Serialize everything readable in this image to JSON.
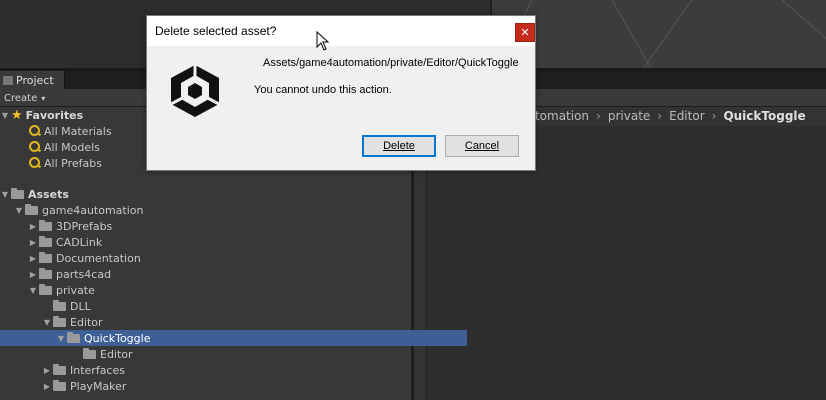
{
  "project_tab": {
    "label": "Project"
  },
  "toolbar": {
    "create_label": "Create",
    "create_arrow": "▾"
  },
  "breadcrumb": {
    "items": [
      "automation",
      "private",
      "Editor"
    ],
    "current": "QuickToggle",
    "separator": "›"
  },
  "tree": {
    "favorites": {
      "label": "Favorites",
      "items": [
        "All Materials",
        "All Models",
        "All Prefabs"
      ]
    },
    "assets": {
      "label": "Assets"
    },
    "game4automation": "game4automation",
    "children": [
      "3DPrefabs",
      "CADLink",
      "Documentation",
      "parts4cad"
    ],
    "private": "private",
    "dll": "DLL",
    "editor": "Editor",
    "quicktoggle": "QuickToggle",
    "quicktoggle_editor": "Editor",
    "interfaces": "Interfaces",
    "playmaker": "PlayMaker"
  },
  "dialog": {
    "title": "Delete selected asset?",
    "close_glyph": "✕",
    "path": "Assets/game4automation/private/Editor/QuickToggle",
    "message": "You cannot undo this action.",
    "delete_label": "Delete",
    "cancel_label": "Cancel"
  },
  "colors": {
    "selection": "#3e5f96",
    "close_button": "#c42b1c",
    "default_button_border": "#0078d7",
    "favorite_star": "#f0c020"
  }
}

* **WHAT YOU HAVE TO DO**
Reproduce the full listing faithfully, but do not carry over any pictures.

* **THE ANSWER**
Serialize everything readable in this image to JSON.
{
  "project_tab": {
    "label": "Project"
  },
  "toolbar": {
    "create_label": "Create",
    "create_arrow": "▾"
  },
  "breadcrumb": {
    "items": [
      "automation",
      "private",
      "Editor"
    ],
    "current": "QuickToggle",
    "separator": "›"
  },
  "tree": {
    "favorites": {
      "label": "Favorites",
      "items": [
        "All Materials",
        "All Models",
        "All Prefabs"
      ]
    },
    "assets": {
      "label": "Assets"
    },
    "game4automation": "game4automation",
    "children": [
      "3DPrefabs",
      "CADLink",
      "Documentation",
      "parts4cad"
    ],
    "private": "private",
    "dll": "DLL",
    "editor": "Editor",
    "quicktoggle": "QuickToggle",
    "quicktoggle_editor": "Editor",
    "interfaces": "Interfaces",
    "playmaker": "PlayMaker"
  },
  "dialog": {
    "title": "Delete selected asset?",
    "close_glyph": "✕",
    "path": "Assets/game4automation/private/Editor/QuickToggle",
    "message": "You cannot undo this action.",
    "delete_label": "Delete",
    "cancel_label": "Cancel"
  },
  "colors": {
    "selection": "#3e5f96",
    "close_button": "#c42b1c",
    "default_button_border": "#0078d7",
    "favorite_star": "#f0c020"
  }
}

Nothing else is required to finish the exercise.